[Collected data]
· · · · ·
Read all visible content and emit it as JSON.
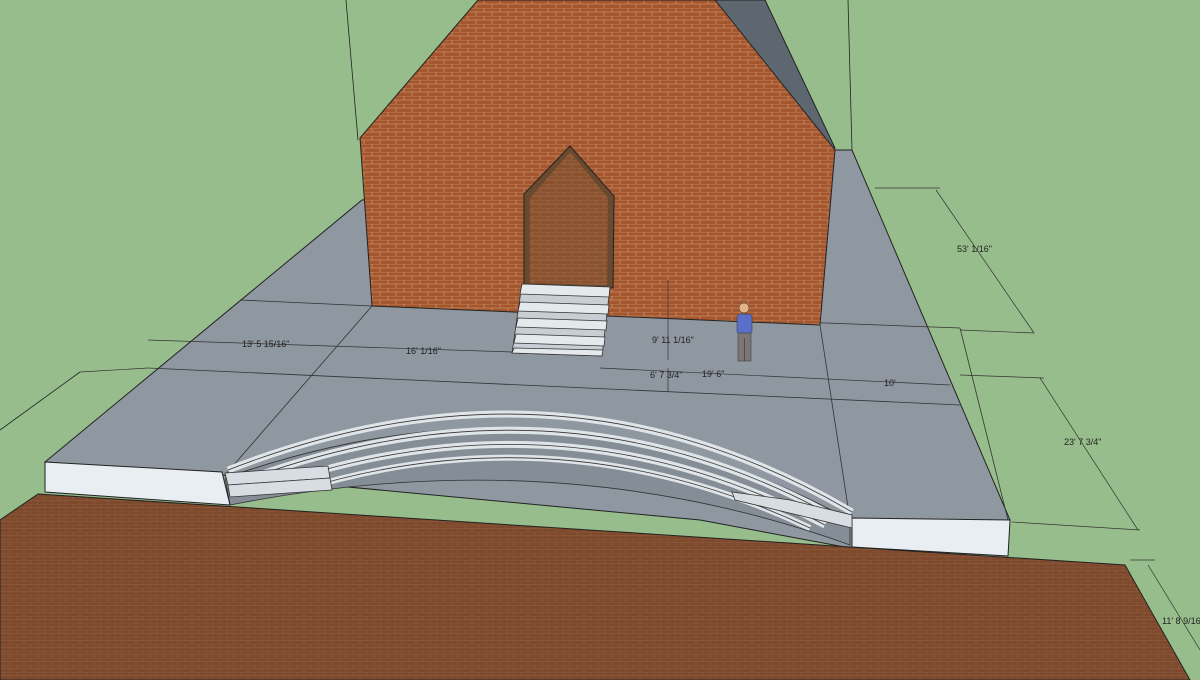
{
  "colors": {
    "ground": "#97bd8c",
    "plaza_top": "#8f97a1",
    "plaza_side": "#e8eef2",
    "brick": "#a4562f",
    "brick_mortar": "#c98a62",
    "brick_path": "#7d4a2e",
    "roof": "#5e6670",
    "step_light": "#d7dde2",
    "person_shirt": "#5a6fc9",
    "person_pants": "#7c7774"
  },
  "icons": [
    "person-figure-icon"
  ],
  "dimensions": [
    {
      "id": "church-depth",
      "label": "53' 1/16\""
    },
    {
      "id": "left-slab",
      "label": "13' 5 15/16\""
    },
    {
      "id": "center-slab",
      "label": "16' 1/16\""
    },
    {
      "id": "stair-height",
      "label": "9' 11 1/16\""
    },
    {
      "id": "step-offset",
      "label": "6' 7 3/4\""
    },
    {
      "id": "right-center",
      "label": "19' 6\""
    },
    {
      "id": "right-slab",
      "label": "10'"
    },
    {
      "id": "plaza-depth",
      "label": "23' 7 3/4\""
    },
    {
      "id": "path-width",
      "label": "11' 8 9/16\""
    }
  ]
}
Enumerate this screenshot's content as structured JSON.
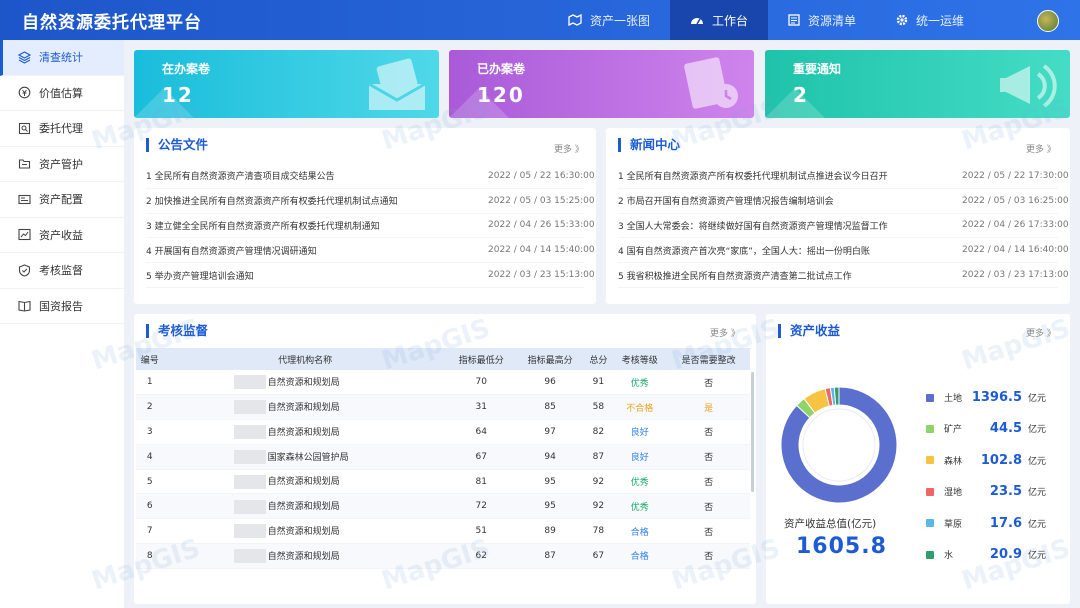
{
  "app": {
    "title": "自然资源委托代理平台"
  },
  "nav": [
    {
      "label": "资产一张图",
      "icon": "globe-map-icon"
    },
    {
      "label": "工作台",
      "icon": "dashboard-icon",
      "active": true
    },
    {
      "label": "资源清单",
      "icon": "list-icon"
    },
    {
      "label": "统一运维",
      "icon": "gear-icon"
    }
  ],
  "sidebar": [
    {
      "label": "清查统计",
      "icon": "layers-icon",
      "active": true
    },
    {
      "label": "价值估算",
      "icon": "coin-icon"
    },
    {
      "label": "委托代理",
      "icon": "document-search-icon"
    },
    {
      "label": "资产管护",
      "icon": "folder-icon"
    },
    {
      "label": "资产配置",
      "icon": "id-card-icon"
    },
    {
      "label": "资产收益",
      "icon": "line-chart-icon"
    },
    {
      "label": "考核监督",
      "icon": "shield-check-icon"
    },
    {
      "label": "国资报告",
      "icon": "book-icon"
    }
  ],
  "cards": [
    {
      "label": "在办案卷",
      "value": "12",
      "color": "#1cc2d9"
    },
    {
      "label": "已办案卷",
      "value": "120",
      "color": "#b86ddf"
    },
    {
      "label": "重要通知",
      "value": "2",
      "color": "#22c9b2"
    }
  ],
  "notices": {
    "title": "公告文件",
    "more": "更多 》",
    "items": [
      {
        "text": "1 全民所有自然资源资产清查项目成交结果公告",
        "date": "2022 / 05 / 22  16:30:00"
      },
      {
        "text": "2 加快推进全民所有自然资源资产所有权委托代理机制试点通知",
        "date": "2022 / 05 / 03  15:25:00"
      },
      {
        "text": "3 建立健全全民所有自然资源资产所有权委托代理机制通知",
        "date": "2022 / 04 / 26  15:33:00"
      },
      {
        "text": "4 开展国有自然资源资产管理情况调研通知",
        "date": "2022 / 04 / 14  15:40:00"
      },
      {
        "text": "5 举办资产管理培训会通知",
        "date": "2022 / 03 / 23  15:13:00"
      }
    ]
  },
  "news": {
    "title": "新闻中心",
    "more": "更多 》",
    "items": [
      {
        "text": "1 全民所有自然资源资产所有权委托代理机制试点推进会议今日召开",
        "date": "2022 / 05 / 22  17:30:00"
      },
      {
        "text": "2 市局召开国有自然资源资产管理情况报告编制培训会",
        "date": "2022 / 05 / 03  16:25:00"
      },
      {
        "text": "3 全国人大常委会：将继续做好国有自然资源资产管理情况监督工作",
        "date": "2022 / 04 / 26  17:33:00"
      },
      {
        "text": "4 国有自然资源资产首次亮“家底”，全国人大：摇出一份明白账",
        "date": "2022 / 04 / 14  16:40:00"
      },
      {
        "text": "5 我省积极推进全民所有自然资源资产清查第二批试点工作",
        "date": "2022 / 03 / 23  17:13:00"
      }
    ]
  },
  "audit": {
    "title": "考核监督",
    "more": "更多 》",
    "columns": [
      "编号",
      "代理机构名称",
      "指标最低分",
      "指标最高分",
      "总分",
      "考核等级",
      "是否需要整改"
    ],
    "rows": [
      {
        "no": "1",
        "name": "自然资源和规划局",
        "min": "70",
        "max": "96",
        "total": "91",
        "grade": "优秀",
        "fix": "否"
      },
      {
        "no": "2",
        "name": "自然资源和规划局",
        "min": "31",
        "max": "85",
        "total": "58",
        "grade": "不合格",
        "fix": "是"
      },
      {
        "no": "3",
        "name": "自然资源和规划局",
        "min": "64",
        "max": "97",
        "total": "82",
        "grade": "良好",
        "fix": "否"
      },
      {
        "no": "4",
        "name": "国家森林公园管护局",
        "min": "67",
        "max": "94",
        "total": "87",
        "grade": "良好",
        "fix": "否"
      },
      {
        "no": "5",
        "name": "自然资源和规划局",
        "min": "81",
        "max": "95",
        "total": "92",
        "grade": "优秀",
        "fix": "否"
      },
      {
        "no": "6",
        "name": "自然资源和规划局",
        "min": "72",
        "max": "95",
        "total": "92",
        "grade": "优秀",
        "fix": "否"
      },
      {
        "no": "7",
        "name": "自然资源和规划局",
        "min": "51",
        "max": "89",
        "total": "78",
        "grade": "合格",
        "fix": "否"
      },
      {
        "no": "8",
        "name": "自然资源和规划局",
        "min": "62",
        "max": "87",
        "total": "67",
        "grade": "合格",
        "fix": "否"
      }
    ],
    "grade_colors": {
      "优秀": "#19a96a",
      "不合格": "#f0a020",
      "良好": "#2d7ff0",
      "合格": "#2d7ff0"
    },
    "fix_colors": {
      "否": "#333333",
      "是": "#f0a020"
    }
  },
  "income": {
    "title": "资产收益",
    "more": "更多 》",
    "total_label": "资产收益总值(亿元)",
    "total_value": "1605.8",
    "unit": "亿元"
  },
  "chart_data": {
    "type": "pie",
    "title": "资产收益",
    "categories": [
      "土地",
      "矿产",
      "森林",
      "湿地",
      "草原",
      "水"
    ],
    "values": [
      1396.5,
      44.5,
      102.8,
      23.5,
      17.6,
      20.9
    ],
    "colors": [
      "#5b6fcf",
      "#8fd46b",
      "#f6c343",
      "#ef6666",
      "#5ab8e6",
      "#2f9e6b"
    ],
    "unit": "亿元"
  },
  "watermark": "MapGIS"
}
· · · · ·
Task directions ->
Will you set down the records word for word while leaving out every picture?

Task solution ->
Read all visible content and emit it as JSON.
{
  "colors": {
    "ground": "#97bd8c",
    "plaza_top": "#8f97a1",
    "plaza_side": "#e8eef2",
    "brick": "#a4562f",
    "brick_mortar": "#c98a62",
    "brick_path": "#7d4a2e",
    "roof": "#5e6670",
    "step_light": "#d7dde2",
    "person_shirt": "#5a6fc9",
    "person_pants": "#7c7774"
  },
  "icons": [
    "person-figure-icon"
  ],
  "dimensions": [
    {
      "id": "church-depth",
      "label": "53' 1/16\""
    },
    {
      "id": "left-slab",
      "label": "13' 5 15/16\""
    },
    {
      "id": "center-slab",
      "label": "16' 1/16\""
    },
    {
      "id": "stair-height",
      "label": "9' 11 1/16\""
    },
    {
      "id": "step-offset",
      "label": "6' 7 3/4\""
    },
    {
      "id": "right-center",
      "label": "19' 6\""
    },
    {
      "id": "right-slab",
      "label": "10'"
    },
    {
      "id": "plaza-depth",
      "label": "23' 7 3/4\""
    },
    {
      "id": "path-width",
      "label": "11' 8 9/16\""
    }
  ]
}
Enumerate this screenshot's content as structured JSON.
{
  "app": {
    "title": "自然资源委托代理平台"
  },
  "nav": [
    {
      "label": "资产一张图",
      "icon": "globe-map-icon"
    },
    {
      "label": "工作台",
      "icon": "dashboard-icon",
      "active": true
    },
    {
      "label": "资源清单",
      "icon": "list-icon"
    },
    {
      "label": "统一运维",
      "icon": "gear-icon"
    }
  ],
  "sidebar": [
    {
      "label": "清查统计",
      "icon": "layers-icon",
      "active": true
    },
    {
      "label": "价值估算",
      "icon": "coin-icon"
    },
    {
      "label": "委托代理",
      "icon": "document-search-icon"
    },
    {
      "label": "资产管护",
      "icon": "folder-icon"
    },
    {
      "label": "资产配置",
      "icon": "id-card-icon"
    },
    {
      "label": "资产收益",
      "icon": "line-chart-icon"
    },
    {
      "label": "考核监督",
      "icon": "shield-check-icon"
    },
    {
      "label": "国资报告",
      "icon": "book-icon"
    }
  ],
  "cards": [
    {
      "label": "在办案卷",
      "value": "12",
      "color": "#1cc2d9"
    },
    {
      "label": "已办案卷",
      "value": "120",
      "color": "#b86ddf"
    },
    {
      "label": "重要通知",
      "value": "2",
      "color": "#22c9b2"
    }
  ],
  "notices": {
    "title": "公告文件",
    "more": "更多 》",
    "items": [
      {
        "text": "1 全民所有自然资源资产清查项目成交结果公告",
        "date": "2022 / 05 / 22  16:30:00"
      },
      {
        "text": "2 加快推进全民所有自然资源资产所有权委托代理机制试点通知",
        "date": "2022 / 05 / 03  15:25:00"
      },
      {
        "text": "3 建立健全全民所有自然资源资产所有权委托代理机制通知",
        "date": "2022 / 04 / 26  15:33:00"
      },
      {
        "text": "4 开展国有自然资源资产管理情况调研通知",
        "date": "2022 / 04 / 14  15:40:00"
      },
      {
        "text": "5 举办资产管理培训会通知",
        "date": "2022 / 03 / 23  15:13:00"
      }
    ]
  },
  "news": {
    "title": "新闻中心",
    "more": "更多 》",
    "items": [
      {
        "text": "1 全民所有自然资源资产所有权委托代理机制试点推进会议今日召开",
        "date": "2022 / 05 / 22  17:30:00"
      },
      {
        "text": "2 市局召开国有自然资源资产管理情况报告编制培训会",
        "date": "2022 / 05 / 03  16:25:00"
      },
      {
        "text": "3 全国人大常委会：将继续做好国有自然资源资产管理情况监督工作",
        "date": "2022 / 04 / 26  17:33:00"
      },
      {
        "text": "4 国有自然资源资产首次亮“家底”，全国人大：摇出一份明白账",
        "date": "2022 / 04 / 14  16:40:00"
      },
      {
        "text": "5 我省积极推进全民所有自然资源资产清查第二批试点工作",
        "date": "2022 / 03 / 23  17:13:00"
      }
    ]
  },
  "audit": {
    "title": "考核监督",
    "more": "更多 》",
    "columns": [
      "编号",
      "代理机构名称",
      "指标最低分",
      "指标最高分",
      "总分",
      "考核等级",
      "是否需要整改"
    ],
    "rows": [
      {
        "no": "1",
        "name": "自然资源和规划局",
        "min": "70",
        "max": "96",
        "total": "91",
        "grade": "优秀",
        "fix": "否"
      },
      {
        "no": "2",
        "name": "自然资源和规划局",
        "min": "31",
        "max": "85",
        "total": "58",
        "grade": "不合格",
        "fix": "是"
      },
      {
        "no": "3",
        "name": "自然资源和规划局",
        "min": "64",
        "max": "97",
        "total": "82",
        "grade": "良好",
        "fix": "否"
      },
      {
        "no": "4",
        "name": "国家森林公园管护局",
        "min": "67",
        "max": "94",
        "total": "87",
        "grade": "良好",
        "fix": "否"
      },
      {
        "no": "5",
        "name": "自然资源和规划局",
        "min": "81",
        "max": "95",
        "total": "92",
        "grade": "优秀",
        "fix": "否"
      },
      {
        "no": "6",
        "name": "自然资源和规划局",
        "min": "72",
        "max": "95",
        "total": "92",
        "grade": "优秀",
        "fix": "否"
      },
      {
        "no": "7",
        "name": "自然资源和规划局",
        "min": "51",
        "max": "89",
        "total": "78",
        "grade": "合格",
        "fix": "否"
      },
      {
        "no": "8",
        "name": "自然资源和规划局",
        "min": "62",
        "max": "87",
        "total": "67",
        "grade": "合格",
        "fix": "否"
      }
    ],
    "grade_colors": {
      "优秀": "#19a96a",
      "不合格": "#f0a020",
      "良好": "#2d7ff0",
      "合格": "#2d7ff0"
    },
    "fix_colors": {
      "否": "#333333",
      "是": "#f0a020"
    }
  },
  "income": {
    "title": "资产收益",
    "more": "更多 》",
    "total_label": "资产收益总值(亿元)",
    "total_value": "1605.8",
    "unit": "亿元"
  },
  "chart_data": {
    "type": "pie",
    "title": "资产收益",
    "categories": [
      "土地",
      "矿产",
      "森林",
      "湿地",
      "草原",
      "水"
    ],
    "values": [
      1396.5,
      44.5,
      102.8,
      23.5,
      17.6,
      20.9
    ],
    "colors": [
      "#5b6fcf",
      "#8fd46b",
      "#f6c343",
      "#ef6666",
      "#5ab8e6",
      "#2f9e6b"
    ],
    "unit": "亿元"
  },
  "watermark": "MapGIS"
}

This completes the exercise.